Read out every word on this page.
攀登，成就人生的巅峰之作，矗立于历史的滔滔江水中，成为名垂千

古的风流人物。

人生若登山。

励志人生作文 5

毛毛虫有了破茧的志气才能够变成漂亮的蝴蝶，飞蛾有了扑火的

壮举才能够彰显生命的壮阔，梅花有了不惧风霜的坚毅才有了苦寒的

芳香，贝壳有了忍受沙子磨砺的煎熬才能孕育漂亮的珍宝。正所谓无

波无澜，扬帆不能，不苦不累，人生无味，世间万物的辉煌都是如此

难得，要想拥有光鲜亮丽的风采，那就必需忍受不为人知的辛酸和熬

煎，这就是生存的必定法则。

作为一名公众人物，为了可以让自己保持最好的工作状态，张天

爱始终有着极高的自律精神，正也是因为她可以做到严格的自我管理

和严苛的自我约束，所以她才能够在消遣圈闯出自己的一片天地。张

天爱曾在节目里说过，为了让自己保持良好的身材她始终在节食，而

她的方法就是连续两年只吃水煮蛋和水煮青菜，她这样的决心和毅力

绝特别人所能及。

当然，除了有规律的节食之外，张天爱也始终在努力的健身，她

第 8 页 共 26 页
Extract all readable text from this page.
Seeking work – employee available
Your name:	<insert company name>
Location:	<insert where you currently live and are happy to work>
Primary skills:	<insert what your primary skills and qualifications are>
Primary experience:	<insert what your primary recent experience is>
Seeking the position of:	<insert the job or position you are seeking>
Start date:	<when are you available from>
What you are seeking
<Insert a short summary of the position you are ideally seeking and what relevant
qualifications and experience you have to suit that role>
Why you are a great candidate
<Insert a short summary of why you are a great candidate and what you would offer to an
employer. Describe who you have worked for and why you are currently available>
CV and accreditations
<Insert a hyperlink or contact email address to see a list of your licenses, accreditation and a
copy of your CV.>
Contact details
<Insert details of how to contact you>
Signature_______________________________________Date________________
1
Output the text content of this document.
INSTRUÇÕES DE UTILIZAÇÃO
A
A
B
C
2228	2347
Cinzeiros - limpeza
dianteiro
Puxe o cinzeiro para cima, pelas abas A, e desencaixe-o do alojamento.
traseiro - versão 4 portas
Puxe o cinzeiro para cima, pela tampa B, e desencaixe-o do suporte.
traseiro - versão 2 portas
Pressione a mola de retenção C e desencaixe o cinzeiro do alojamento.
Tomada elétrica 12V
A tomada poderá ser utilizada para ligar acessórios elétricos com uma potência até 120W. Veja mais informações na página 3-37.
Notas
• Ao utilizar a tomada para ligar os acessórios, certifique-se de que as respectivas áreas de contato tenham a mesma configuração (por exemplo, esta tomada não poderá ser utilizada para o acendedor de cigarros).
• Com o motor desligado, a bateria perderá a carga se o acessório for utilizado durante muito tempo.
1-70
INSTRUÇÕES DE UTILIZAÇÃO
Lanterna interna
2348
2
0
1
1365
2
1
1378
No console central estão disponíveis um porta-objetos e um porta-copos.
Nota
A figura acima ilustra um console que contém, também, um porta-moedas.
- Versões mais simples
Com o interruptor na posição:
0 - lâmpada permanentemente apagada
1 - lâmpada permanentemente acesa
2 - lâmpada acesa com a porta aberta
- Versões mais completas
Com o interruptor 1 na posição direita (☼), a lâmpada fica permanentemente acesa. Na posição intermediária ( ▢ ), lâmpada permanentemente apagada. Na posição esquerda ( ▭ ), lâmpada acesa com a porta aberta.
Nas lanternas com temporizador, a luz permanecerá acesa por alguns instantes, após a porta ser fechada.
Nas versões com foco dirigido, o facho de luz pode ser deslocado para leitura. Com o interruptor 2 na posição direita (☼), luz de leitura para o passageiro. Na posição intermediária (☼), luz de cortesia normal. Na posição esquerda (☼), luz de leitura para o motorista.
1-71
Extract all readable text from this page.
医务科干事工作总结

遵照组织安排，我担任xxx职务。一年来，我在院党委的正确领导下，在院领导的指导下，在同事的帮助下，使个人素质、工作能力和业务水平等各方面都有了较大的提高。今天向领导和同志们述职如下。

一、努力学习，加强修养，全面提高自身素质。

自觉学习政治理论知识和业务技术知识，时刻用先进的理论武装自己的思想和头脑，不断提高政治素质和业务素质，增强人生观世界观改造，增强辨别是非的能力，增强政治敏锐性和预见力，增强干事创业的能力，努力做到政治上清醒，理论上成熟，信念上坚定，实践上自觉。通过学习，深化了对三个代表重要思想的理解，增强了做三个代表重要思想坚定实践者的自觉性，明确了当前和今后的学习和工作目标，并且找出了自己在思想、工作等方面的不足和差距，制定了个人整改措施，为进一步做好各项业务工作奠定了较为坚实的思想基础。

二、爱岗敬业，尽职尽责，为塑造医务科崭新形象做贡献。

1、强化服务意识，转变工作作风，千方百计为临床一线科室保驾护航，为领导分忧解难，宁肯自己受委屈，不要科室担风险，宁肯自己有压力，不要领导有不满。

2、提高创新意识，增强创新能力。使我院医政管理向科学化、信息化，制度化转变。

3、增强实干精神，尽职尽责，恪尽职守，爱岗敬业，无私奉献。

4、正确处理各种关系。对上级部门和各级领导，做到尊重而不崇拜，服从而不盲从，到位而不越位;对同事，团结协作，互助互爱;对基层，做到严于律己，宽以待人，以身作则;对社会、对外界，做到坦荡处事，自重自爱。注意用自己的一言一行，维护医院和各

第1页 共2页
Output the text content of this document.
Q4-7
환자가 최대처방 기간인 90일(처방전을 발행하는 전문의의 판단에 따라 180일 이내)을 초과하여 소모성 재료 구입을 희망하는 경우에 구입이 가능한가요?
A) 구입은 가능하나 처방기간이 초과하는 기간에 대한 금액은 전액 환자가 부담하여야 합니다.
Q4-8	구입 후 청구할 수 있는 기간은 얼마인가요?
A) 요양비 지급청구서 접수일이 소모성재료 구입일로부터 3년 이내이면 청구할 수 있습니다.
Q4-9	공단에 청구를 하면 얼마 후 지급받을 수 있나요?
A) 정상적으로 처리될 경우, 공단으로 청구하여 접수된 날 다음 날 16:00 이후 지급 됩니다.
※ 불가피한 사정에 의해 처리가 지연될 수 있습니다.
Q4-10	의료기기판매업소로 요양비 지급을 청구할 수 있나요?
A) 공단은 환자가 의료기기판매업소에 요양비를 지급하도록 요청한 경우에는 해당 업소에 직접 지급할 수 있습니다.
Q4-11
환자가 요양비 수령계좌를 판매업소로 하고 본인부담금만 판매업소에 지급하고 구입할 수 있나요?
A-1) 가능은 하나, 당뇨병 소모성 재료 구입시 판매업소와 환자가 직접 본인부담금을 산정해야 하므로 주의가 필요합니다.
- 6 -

**What is expected**
Determine how many lines of the listing above include the word "있습니다", and report that number only.

**Solution to the exercise**
3